## WHAT THE TASK REQUIRES
Search the data for the string "time" and gather each line it is in.

A run of records:
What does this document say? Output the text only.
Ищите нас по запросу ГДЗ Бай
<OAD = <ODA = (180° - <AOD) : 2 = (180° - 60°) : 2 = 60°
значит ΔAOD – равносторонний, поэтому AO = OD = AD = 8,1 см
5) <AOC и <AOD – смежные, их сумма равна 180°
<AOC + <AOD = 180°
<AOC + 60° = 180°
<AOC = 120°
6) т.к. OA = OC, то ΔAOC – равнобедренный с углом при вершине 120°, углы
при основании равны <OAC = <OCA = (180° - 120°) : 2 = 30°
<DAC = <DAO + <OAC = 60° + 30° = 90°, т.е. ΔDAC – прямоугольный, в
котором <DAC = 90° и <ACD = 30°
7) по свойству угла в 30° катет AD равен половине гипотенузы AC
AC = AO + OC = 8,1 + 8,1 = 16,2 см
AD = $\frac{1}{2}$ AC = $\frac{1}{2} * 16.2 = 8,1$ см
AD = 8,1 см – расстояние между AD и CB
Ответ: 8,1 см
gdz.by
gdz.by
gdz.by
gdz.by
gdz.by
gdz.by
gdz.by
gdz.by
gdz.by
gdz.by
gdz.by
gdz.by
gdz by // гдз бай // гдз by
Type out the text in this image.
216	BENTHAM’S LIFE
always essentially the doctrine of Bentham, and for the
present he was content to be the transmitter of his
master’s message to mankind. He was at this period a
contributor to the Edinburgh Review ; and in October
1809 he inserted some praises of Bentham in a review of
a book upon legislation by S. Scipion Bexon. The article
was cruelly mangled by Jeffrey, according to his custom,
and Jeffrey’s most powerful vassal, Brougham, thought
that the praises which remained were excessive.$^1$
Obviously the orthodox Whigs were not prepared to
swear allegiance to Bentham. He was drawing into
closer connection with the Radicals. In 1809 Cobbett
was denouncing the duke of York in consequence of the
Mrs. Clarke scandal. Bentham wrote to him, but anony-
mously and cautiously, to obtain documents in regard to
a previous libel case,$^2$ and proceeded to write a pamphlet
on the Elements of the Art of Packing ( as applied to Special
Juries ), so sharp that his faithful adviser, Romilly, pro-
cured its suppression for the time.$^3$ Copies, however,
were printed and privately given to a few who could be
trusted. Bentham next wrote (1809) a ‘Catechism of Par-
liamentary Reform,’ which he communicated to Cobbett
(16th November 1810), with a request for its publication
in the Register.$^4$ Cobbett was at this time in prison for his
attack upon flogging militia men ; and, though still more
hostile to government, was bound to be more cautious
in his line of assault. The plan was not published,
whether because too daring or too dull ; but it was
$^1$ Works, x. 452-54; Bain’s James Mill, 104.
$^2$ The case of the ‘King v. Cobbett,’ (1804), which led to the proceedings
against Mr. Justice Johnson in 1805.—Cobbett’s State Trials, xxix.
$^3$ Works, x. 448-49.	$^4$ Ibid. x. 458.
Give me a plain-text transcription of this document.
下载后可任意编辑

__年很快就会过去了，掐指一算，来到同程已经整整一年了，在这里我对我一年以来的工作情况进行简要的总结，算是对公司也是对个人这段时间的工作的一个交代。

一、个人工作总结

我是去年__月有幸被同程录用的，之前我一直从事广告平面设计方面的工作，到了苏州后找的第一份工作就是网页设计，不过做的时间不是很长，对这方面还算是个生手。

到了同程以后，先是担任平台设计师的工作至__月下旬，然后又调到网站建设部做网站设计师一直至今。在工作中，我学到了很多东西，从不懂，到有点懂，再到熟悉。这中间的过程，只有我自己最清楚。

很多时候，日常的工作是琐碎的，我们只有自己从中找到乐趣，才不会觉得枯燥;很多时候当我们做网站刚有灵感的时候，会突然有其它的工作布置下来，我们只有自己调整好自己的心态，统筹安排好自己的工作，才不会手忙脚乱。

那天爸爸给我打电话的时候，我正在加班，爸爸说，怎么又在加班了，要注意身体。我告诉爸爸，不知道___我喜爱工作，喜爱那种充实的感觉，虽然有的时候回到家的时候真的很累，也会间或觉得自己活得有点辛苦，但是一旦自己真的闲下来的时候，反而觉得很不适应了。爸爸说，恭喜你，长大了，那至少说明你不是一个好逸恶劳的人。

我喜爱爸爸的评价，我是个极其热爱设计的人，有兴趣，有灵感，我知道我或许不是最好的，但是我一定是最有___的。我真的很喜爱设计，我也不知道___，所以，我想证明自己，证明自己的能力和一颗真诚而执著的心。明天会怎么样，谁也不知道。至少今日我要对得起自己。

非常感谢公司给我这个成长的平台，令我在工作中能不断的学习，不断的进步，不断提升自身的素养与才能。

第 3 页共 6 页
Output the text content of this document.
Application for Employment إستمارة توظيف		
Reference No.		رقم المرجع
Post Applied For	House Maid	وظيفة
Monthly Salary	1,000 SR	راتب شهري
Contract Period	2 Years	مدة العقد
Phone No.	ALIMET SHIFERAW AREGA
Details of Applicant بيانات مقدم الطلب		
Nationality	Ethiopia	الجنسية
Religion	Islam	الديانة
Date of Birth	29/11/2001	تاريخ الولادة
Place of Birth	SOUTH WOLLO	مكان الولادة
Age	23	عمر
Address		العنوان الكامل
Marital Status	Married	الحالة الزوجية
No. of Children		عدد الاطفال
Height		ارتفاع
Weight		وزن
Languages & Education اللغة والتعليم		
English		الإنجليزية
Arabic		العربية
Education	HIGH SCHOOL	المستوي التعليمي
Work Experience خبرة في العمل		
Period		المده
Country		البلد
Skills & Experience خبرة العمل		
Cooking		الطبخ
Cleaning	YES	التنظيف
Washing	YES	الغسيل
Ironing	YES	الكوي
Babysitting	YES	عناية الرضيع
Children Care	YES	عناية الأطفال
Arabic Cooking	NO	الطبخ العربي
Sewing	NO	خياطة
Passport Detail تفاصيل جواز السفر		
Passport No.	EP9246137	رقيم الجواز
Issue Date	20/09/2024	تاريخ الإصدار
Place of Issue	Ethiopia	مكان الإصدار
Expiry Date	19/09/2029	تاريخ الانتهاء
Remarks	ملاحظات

## PROBLEM SOLUTION
cured its suppression for the time.$^3$ Copies, however,
in the Register.$^4$ Cobbett was at this time in prison for his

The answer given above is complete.